***** GIVEN ENTRIES *****

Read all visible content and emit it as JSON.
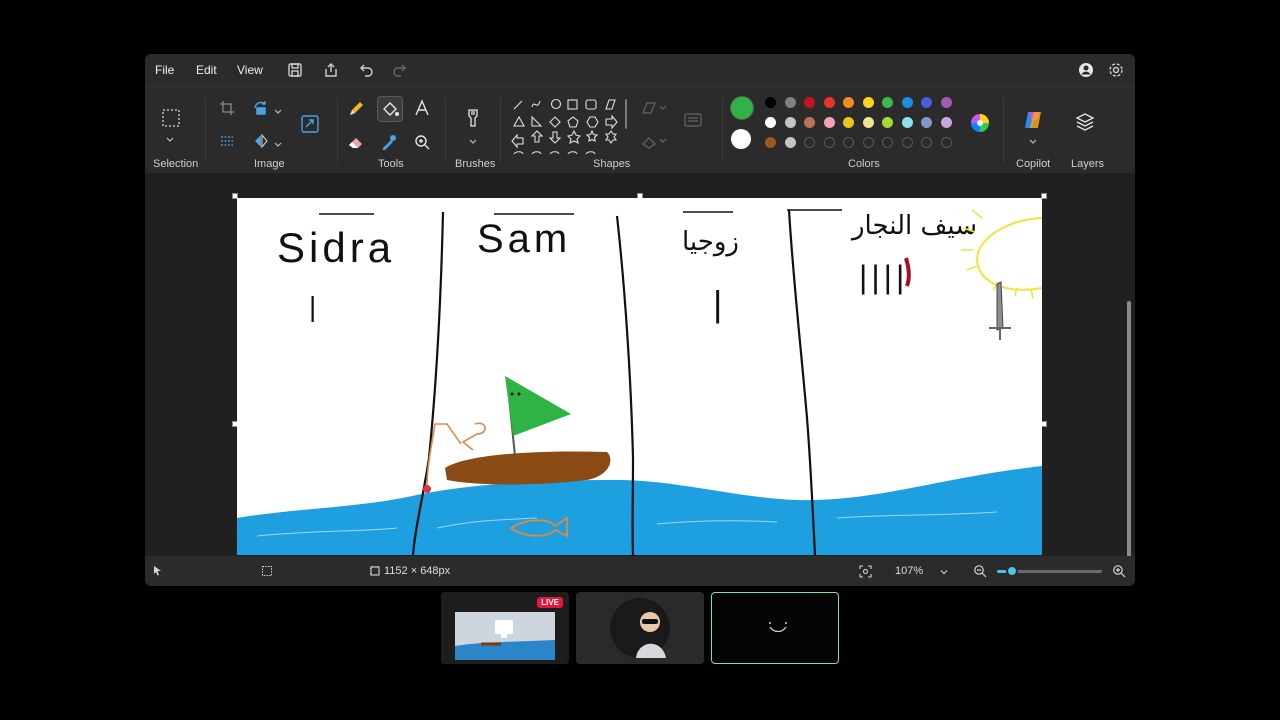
{
  "menu": {
    "file": "File",
    "edit": "Edit",
    "view": "View"
  },
  "ribbon": {
    "groups": {
      "selection": "Selection",
      "image": "Image",
      "tools": "Tools",
      "brushes": "Brushes",
      "shapes": "Shapes",
      "colors": "Colors",
      "copilot": "Copilot",
      "layers": "Layers"
    }
  },
  "colors": {
    "primary": "#2fb344",
    "secondary": "#ffffff",
    "palette_row1": [
      "#000000",
      "#7f7f7f",
      "#c3141f",
      "#e8322b",
      "#f58a1f",
      "#ffd21c",
      "#3cbb4a",
      "#1a8fe0",
      "#4b5bd6",
      "#a45ab5"
    ],
    "palette_row2": [
      "#ffffff",
      "#c3c3c3",
      "#b7745a",
      "#f6a0b5",
      "#f3c21a",
      "#efe48a",
      "#a7d63a",
      "#8ee0ea",
      "#7f97c9",
      "#c8a8dd"
    ],
    "palette_row3": [
      "#9a5a1c",
      "#c3c3c3"
    ]
  },
  "canvas": {
    "labels": {
      "col1": "Sidra",
      "col2": "Sam",
      "col3": "زوجيا",
      "col4": "سيف النجار",
      "tally1": "|",
      "tally3": "|",
      "tally4": "||||"
    }
  },
  "status": {
    "dimensions": "1152 × 648px",
    "zoom": "107%",
    "zoom_fraction": 0.14
  },
  "thumbs": {
    "live_badge": "LIVE"
  }
}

*****

From the listing above, print every entry precisely and drop the pictures.

Read all visible content and emit it as JSON.
{
  "menu": {
    "file": "File",
    "edit": "Edit",
    "view": "View"
  },
  "ribbon": {
    "groups": {
      "selection": "Selection",
      "image": "Image",
      "tools": "Tools",
      "brushes": "Brushes",
      "shapes": "Shapes",
      "colors": "Colors",
      "copilot": "Copilot",
      "layers": "Layers"
    }
  },
  "colors": {
    "primary": "#2fb344",
    "secondary": "#ffffff",
    "palette_row1": [
      "#000000",
      "#7f7f7f",
      "#c3141f",
      "#e8322b",
      "#f58a1f",
      "#ffd21c",
      "#3cbb4a",
      "#1a8fe0",
      "#4b5bd6",
      "#a45ab5"
    ],
    "palette_row2": [
      "#ffffff",
      "#c3c3c3",
      "#b7745a",
      "#f6a0b5",
      "#f3c21a",
      "#efe48a",
      "#a7d63a",
      "#8ee0ea",
      "#7f97c9",
      "#c8a8dd"
    ],
    "palette_row3": [
      "#9a5a1c",
      "#c3c3c3"
    ]
  },
  "canvas": {
    "labels": {
      "col1": "Sidra",
      "col2": "Sam",
      "col3": "زوجيا",
      "col4": "سيف النجار",
      "tally1": "|",
      "tally3": "|",
      "tally4": "||||"
    }
  },
  "status": {
    "dimensions": "1152 × 648px",
    "zoom": "107%",
    "zoom_fraction": 0.14
  },
  "thumbs": {
    "live_badge": "LIVE"
  }
}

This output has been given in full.